Task description:
Which lines in the material below contain the word "Davis"? Copy each of them.

(Extracted records)

--- BEGIN ---

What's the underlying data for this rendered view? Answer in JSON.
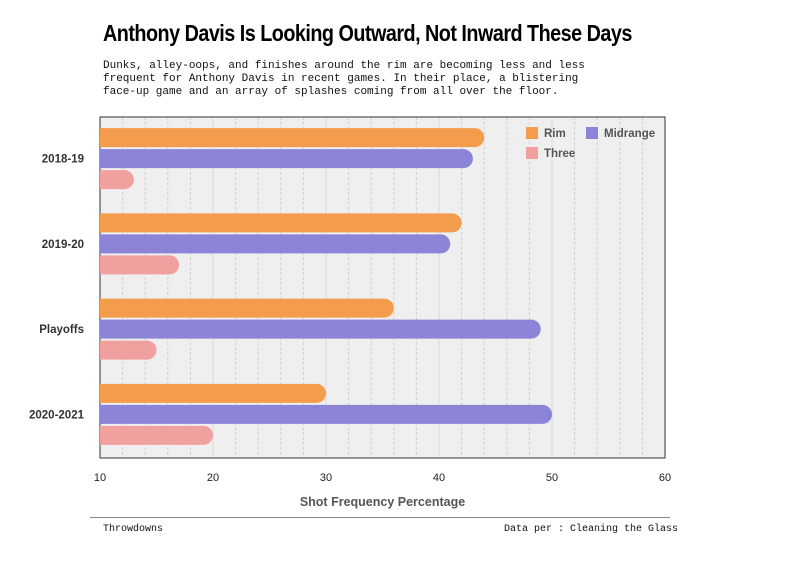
{
  "title": "Anthony Davis Is Looking Outward, Not Inward These Days",
  "subtitle_lines": [
    "Dunks, alley-oops, and finishes around the rim are becoming less and less",
    "frequent for Anthony Davis in recent games. In their place, a blistering",
    "face-up game and an array of splashes coming from all over the floor."
  ],
  "footer": {
    "source_left": "Throwdowns",
    "source_right": "Data per : Cleaning the Glass"
  },
  "chart_data": {
    "type": "bar",
    "orientation": "horizontal",
    "categories": [
      "2018-19",
      "2019-20",
      "Playoffs",
      "2020-2021"
    ],
    "series": [
      {
        "name": "Rim",
        "values": [
          44,
          42,
          36,
          30
        ],
        "color": "#f29c4c"
      },
      {
        "name": "Midrange",
        "values": [
          43,
          41,
          49,
          50
        ],
        "color": "#8b84d7"
      },
      {
        "name": "Three",
        "values": [
          13,
          17,
          15,
          20
        ],
        "color": "#f0a19f"
      }
    ],
    "xlabel": "Shot Frequency Percentage",
    "ylabel": "",
    "xlim": [
      10,
      60
    ],
    "xticks": [
      10,
      20,
      30,
      40,
      50,
      60
    ],
    "grid": true,
    "legend": "top-right",
    "plot_background": "#efefef"
  }
}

--- END ---

Reply:
  "title": "Anthony Davis Is Looking Outward, Not Inward These Days",
    "frequent for Anthony Davis in recent games. In their place, a blistering",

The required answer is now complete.